* LISTING
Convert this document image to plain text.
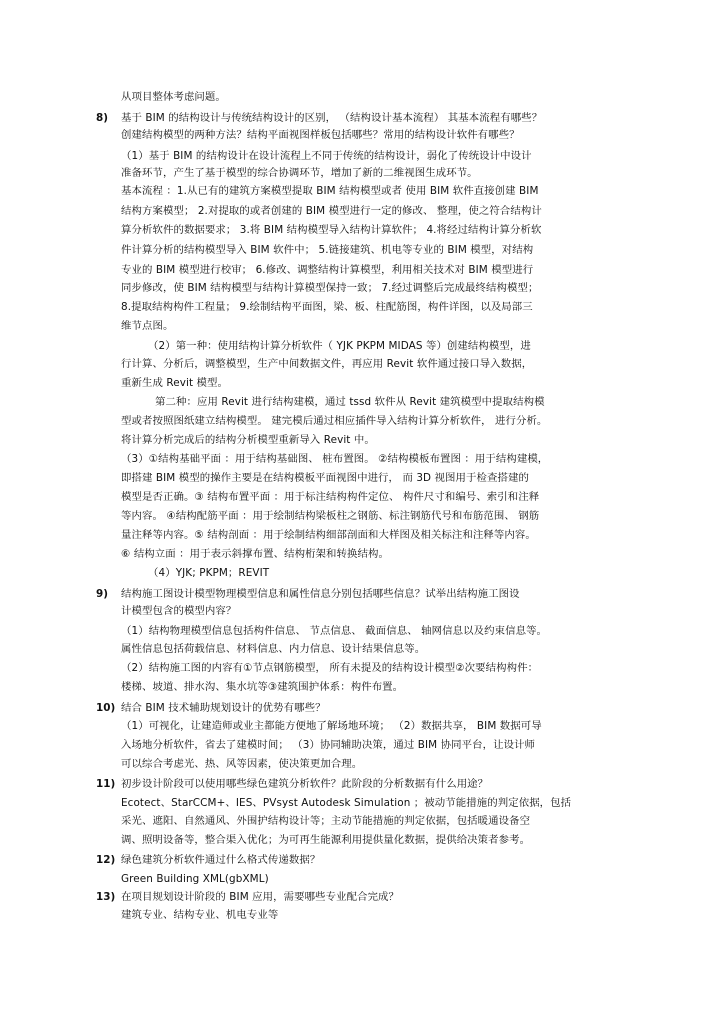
从项目整体考虑问题。
8) 基于 BIM 的结构设计与传统结构设计的区别， （结构设计基本流程） 其基本流程有哪些？
创建结构模型的两种方法？结构平面视图样板包括哪些？常用的结构设计软件有哪些？
（1）基于 BIM 的结构设计在设计流程上不同于传统的结构设计，弱化了传统设计中设计
准备环节，产生了基于模型的综合协调环节，增加了新的二维视图生成环节。
基本流程 ：1.从已有的建筑方案模型提取 BIM 结构模型或者 使用 BIM 软件直接创建 BIM
结构方案模型； 2.对提取的或者创建的 BIM 模型进行一定的修改、 整理，使之符合结构计
算分析软件的数据要求； 3.将 BIM 结构模型导入结构计算软件； 4.将经过结构计算分析软
件计算分析的结构模型导入 BIM 软件中； 5.链接建筑、机电等专业的 BIM 模型，对结构
专业的 BIM 模型进行校审； 6.修改、调整结构计算模型，利用相关技术对 BIM 模型进行
同步修改，使 BIM 结构模型与结构计算模型保持一致； 7.经过调整后完成最终结构模型；
8.提取结构构件工程量； 9.绘制结构平面图，梁、板、柱配筋图，构件详图，以及局部三
维节点图。
（2）第一种：使用结构计算分析软件（ YJK PKPM MIDAS 等）创建结构模型，进
行计算、分析后，调整模型，生产中间数据文件，再应用 Revit 软件通过接口导入数据，
重新生成 Revit 模型。
第二种：应用 Revit 进行结构建模，通过 tssd 软件从 Revit 建筑模型中提取结构模
型或者按照图纸建立结构模型。 建完模后通过相应插件导入结构计算分析软件， 进行分析。
将计算分析完成后的结构分析模型重新导入 Revit 中。
（3）①结构基础平面 ：用于结构基础图、 桩布置图。 ②结构模板布置图 ：用于结构建模，
即搭建 BIM 模型的操作主要是在结构模板平面视图中进行， 而 3D 视图用于检查搭建的
模型是否正确。③ 结构布置平面 ：用于标注结构构件定位、 构件尺寸和编号、索引和注释
等内容。 ④结构配筋平面 ：用于绘制结构梁板柱之钢筋、标注钢筋代号和布筋范围、 钢筋
量注释等内容。⑤ 结构剖面 ：用于绘制结构细部剖面和大样图及相关标注和注释等内容。
⑥ 结构立面 ：用于表示斜撑布置、结构桁架和转换结构。
（4）YJK; PKPM；REVIT
9) 结构施工图设计模型物理模型信息和属性信息分别包括哪些信息？试举出结构施工图设
计模型包含的模型内容？
（1）结构物理模型信息包括构件信息、 节点信息、 截面信息、 轴网信息以及约束信息等。
属性信息包括荷载信息、材料信息、内力信息、设计结果信息等。
（2）结构施工图的内容有①节点钢筋模型， 所有未提及的结构设计模型②次要结构构件：
楼梯、坡道、排水沟、集水坑等③建筑围护体系：构件布置。
10) 结合 BIM 技术辅助规划设计的优势有哪些？
（1）可视化，让建造师或业主都能方便地了解场地环境； （2）数据共享， BIM 数据可导
入场地分析软件，省去了建模时间； （3）协同辅助决策，通过 BIM 协同平台，让设计师
可以综合考虑光、热、风等因素，使决策更加合理。
11) 初步设计阶段可以使用哪些绿色建筑分析软件？此阶段的分析数据有什么用途？
Ecotect、StarCCM+、IES、PVsyst Autodesk Simulation ；被动节能措施的判定依据，包括
采光、遮阳、自然通风、外围护结构设计等；主动节能措施的判定依据，包括暖通设备空
调、照明设备等，整合渠入优化；为可再生能源利用提供量化数据，提供给决策者参考。
12) 绿色建筑分析软件通过什么格式传递数据？
Green Building XML(gbXML)
13) 在项目规划设计阶段的 BIM 应用，需要哪些专业配合完成？
建筑专业、结构专业、机电专业等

* BRIEF
The pictures in the entries should be left out; output everything else exactly.

* THE REPLY
Convert this document image to plain text.
从项目整体考虑问题。
8) 基于 BIM 的结构设计与传统结构设计的区别， （结构设计基本流程） 其基本流程有哪些？
创建结构模型的两种方法？结构平面视图样板包括哪些？常用的结构设计软件有哪些？
（1）基于 BIM 的结构设计在设计流程上不同于传统的结构设计，弱化了传统设计中设计
准备环节，产生了基于模型的综合协调环节，增加了新的二维视图生成环节。
基本流程 ：1.从已有的建筑方案模型提取 BIM 结构模型或者 使用 BIM 软件直接创建 BIM
结构方案模型； 2.对提取的或者创建的 BIM 模型进行一定的修改、 整理，使之符合结构计
算分析软件的数据要求； 3.将 BIM 结构模型导入结构计算软件； 4.将经过结构计算分析软
件计算分析的结构模型导入 BIM 软件中； 5.链接建筑、机电等专业的 BIM 模型，对结构
专业的 BIM 模型进行校审； 6.修改、调整结构计算模型，利用相关技术对 BIM 模型进行
同步修改，使 BIM 结构模型与结构计算模型保持一致； 7.经过调整后完成最终结构模型；
8.提取结构构件工程量； 9.绘制结构平面图，梁、板、柱配筋图，构件详图，以及局部三
维节点图。
（2）第一种：使用结构计算分析软件（ YJK PKPM MIDAS 等）创建结构模型，进
行计算、分析后，调整模型，生产中间数据文件，再应用 Revit 软件通过接口导入数据，
重新生成 Revit 模型。
第二种：应用 Revit 进行结构建模，通过 tssd 软件从 Revit 建筑模型中提取结构模
型或者按照图纸建立结构模型。 建完模后通过相应插件导入结构计算分析软件， 进行分析。
将计算分析完成后的结构分析模型重新导入 Revit 中。
（3）①结构基础平面 ：用于结构基础图、 桩布置图。 ②结构模板布置图 ：用于结构建模，
即搭建 BIM 模型的操作主要是在结构模板平面视图中进行， 而 3D 视图用于检查搭建的
模型是否正确。③ 结构布置平面 ：用于标注结构构件定位、 构件尺寸和编号、索引和注释
等内容。 ④结构配筋平面 ：用于绘制结构梁板柱之钢筋、标注钢筋代号和布筋范围、 钢筋
量注释等内容。⑤ 结构剖面 ：用于绘制结构细部剖面和大样图及相关标注和注释等内容。
⑥ 结构立面 ：用于表示斜撑布置、结构桁架和转换结构。
（4）YJK; PKPM；REVIT
9) 结构施工图设计模型物理模型信息和属性信息分别包括哪些信息？试举出结构施工图设
计模型包含的模型内容？
（1）结构物理模型信息包括构件信息、 节点信息、 截面信息、 轴网信息以及约束信息等。
属性信息包括荷载信息、材料信息、内力信息、设计结果信息等。
（2）结构施工图的内容有①节点钢筋模型， 所有未提及的结构设计模型②次要结构构件：
楼梯、坡道、排水沟、集水坑等③建筑围护体系：构件布置。
10) 结合 BIM 技术辅助规划设计的优势有哪些？
（1）可视化，让建造师或业主都能方便地了解场地环境； （2）数据共享， BIM 数据可导
入场地分析软件，省去了建模时间； （3）协同辅助决策，通过 BIM 协同平台，让设计师
可以综合考虑光、热、风等因素，使决策更加合理。
11) 初步设计阶段可以使用哪些绿色建筑分析软件？此阶段的分析数据有什么用途？
Ecotect、StarCCM+、IES、PVsyst Autodesk Simulation ；被动节能措施的判定依据，包括
采光、遮阳、自然通风、外围护结构设计等；主动节能措施的判定依据，包括暖通设备空
调、照明设备等，整合渠入优化；为可再生能源利用提供量化数据，提供给决策者参考。
12) 绿色建筑分析软件通过什么格式传递数据？
Green Building XML(gbXML)
13) 在项目规划设计阶段的 BIM 应用，需要哪些专业配合完成？
建筑专业、结构专业、机电专业等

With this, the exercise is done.